_What this task involves_:
Count the lines containing "name". Give the number alone.
--- start ---
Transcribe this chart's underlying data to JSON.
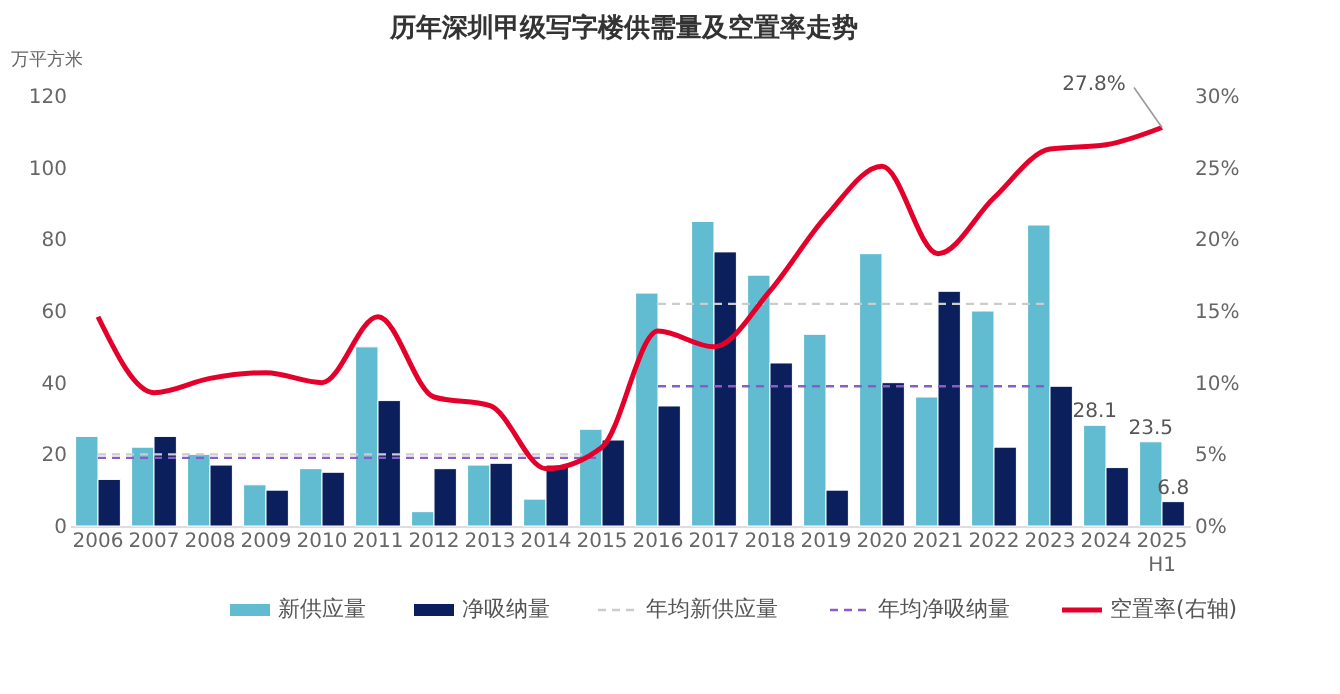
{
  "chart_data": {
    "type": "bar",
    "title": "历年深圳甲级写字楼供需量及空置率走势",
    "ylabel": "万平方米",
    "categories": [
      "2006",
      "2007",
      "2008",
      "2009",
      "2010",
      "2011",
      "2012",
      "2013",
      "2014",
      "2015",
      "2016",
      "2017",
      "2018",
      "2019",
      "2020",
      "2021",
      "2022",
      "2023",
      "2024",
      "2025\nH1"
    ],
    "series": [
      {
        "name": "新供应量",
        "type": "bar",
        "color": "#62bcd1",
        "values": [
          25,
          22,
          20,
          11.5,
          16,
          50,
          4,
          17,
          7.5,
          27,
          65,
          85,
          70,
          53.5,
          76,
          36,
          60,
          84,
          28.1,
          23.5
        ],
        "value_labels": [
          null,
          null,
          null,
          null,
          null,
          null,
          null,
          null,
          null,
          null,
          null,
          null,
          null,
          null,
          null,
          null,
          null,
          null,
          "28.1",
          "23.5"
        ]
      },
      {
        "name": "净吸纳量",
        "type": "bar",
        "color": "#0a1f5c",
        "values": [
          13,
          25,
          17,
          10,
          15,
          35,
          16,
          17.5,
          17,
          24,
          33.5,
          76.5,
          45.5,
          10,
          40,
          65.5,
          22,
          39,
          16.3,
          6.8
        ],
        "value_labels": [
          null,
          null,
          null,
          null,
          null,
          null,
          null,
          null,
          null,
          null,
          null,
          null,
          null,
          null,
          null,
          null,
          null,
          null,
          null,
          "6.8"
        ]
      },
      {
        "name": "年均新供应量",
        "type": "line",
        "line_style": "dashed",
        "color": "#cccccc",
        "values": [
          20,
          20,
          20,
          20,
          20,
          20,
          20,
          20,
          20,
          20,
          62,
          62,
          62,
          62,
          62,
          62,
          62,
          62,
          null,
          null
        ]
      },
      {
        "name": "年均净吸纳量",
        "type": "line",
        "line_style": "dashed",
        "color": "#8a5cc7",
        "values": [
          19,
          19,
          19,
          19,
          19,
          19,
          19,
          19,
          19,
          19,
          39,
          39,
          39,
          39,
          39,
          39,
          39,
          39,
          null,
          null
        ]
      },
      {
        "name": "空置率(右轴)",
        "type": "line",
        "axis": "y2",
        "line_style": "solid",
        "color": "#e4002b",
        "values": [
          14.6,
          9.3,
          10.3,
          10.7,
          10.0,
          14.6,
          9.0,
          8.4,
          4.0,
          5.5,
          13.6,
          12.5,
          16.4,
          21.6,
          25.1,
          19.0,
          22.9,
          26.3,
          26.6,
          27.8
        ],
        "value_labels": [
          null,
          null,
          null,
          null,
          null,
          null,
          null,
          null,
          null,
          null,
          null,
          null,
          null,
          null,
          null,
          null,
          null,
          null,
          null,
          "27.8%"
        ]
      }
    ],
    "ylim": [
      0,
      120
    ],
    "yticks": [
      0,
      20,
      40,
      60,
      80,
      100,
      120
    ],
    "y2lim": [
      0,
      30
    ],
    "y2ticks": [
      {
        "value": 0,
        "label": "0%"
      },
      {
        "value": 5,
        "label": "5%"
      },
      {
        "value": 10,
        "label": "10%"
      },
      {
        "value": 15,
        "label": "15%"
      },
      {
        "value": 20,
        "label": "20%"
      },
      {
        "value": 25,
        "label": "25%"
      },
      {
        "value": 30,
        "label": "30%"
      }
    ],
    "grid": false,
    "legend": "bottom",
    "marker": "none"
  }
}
--- end ---
--- start ---
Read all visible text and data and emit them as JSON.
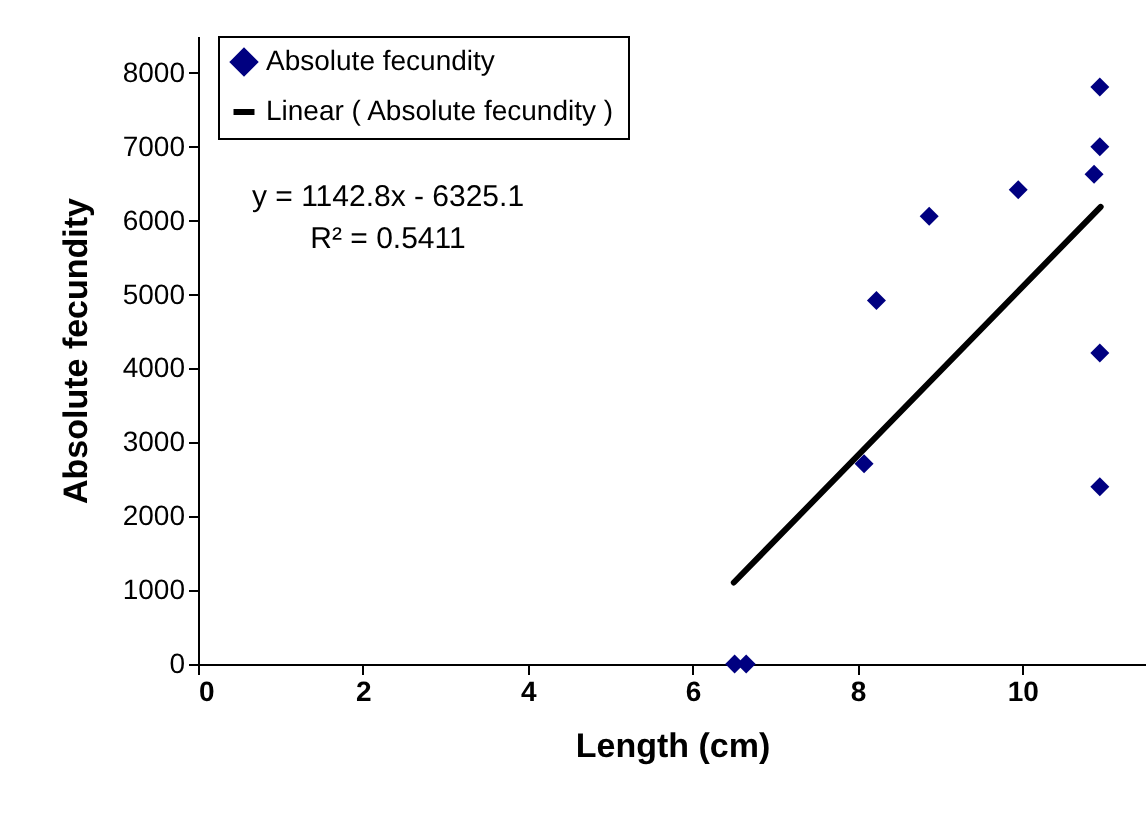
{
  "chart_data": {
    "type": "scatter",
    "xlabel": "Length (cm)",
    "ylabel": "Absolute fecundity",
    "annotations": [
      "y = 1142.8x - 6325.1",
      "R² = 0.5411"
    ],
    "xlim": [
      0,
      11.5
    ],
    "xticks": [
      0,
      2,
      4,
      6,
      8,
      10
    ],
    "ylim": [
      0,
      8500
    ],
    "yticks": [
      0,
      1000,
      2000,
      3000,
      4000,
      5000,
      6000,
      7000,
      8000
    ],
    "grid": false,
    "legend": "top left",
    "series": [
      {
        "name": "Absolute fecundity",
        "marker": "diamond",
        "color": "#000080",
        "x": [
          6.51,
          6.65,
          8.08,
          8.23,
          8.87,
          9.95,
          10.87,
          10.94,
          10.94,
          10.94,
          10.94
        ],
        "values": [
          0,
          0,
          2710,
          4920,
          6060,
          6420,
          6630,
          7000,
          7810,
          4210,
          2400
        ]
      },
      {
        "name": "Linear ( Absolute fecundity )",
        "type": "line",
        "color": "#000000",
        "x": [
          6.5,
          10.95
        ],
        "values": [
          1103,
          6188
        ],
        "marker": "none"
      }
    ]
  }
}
--- end ---
_Written solution_:
7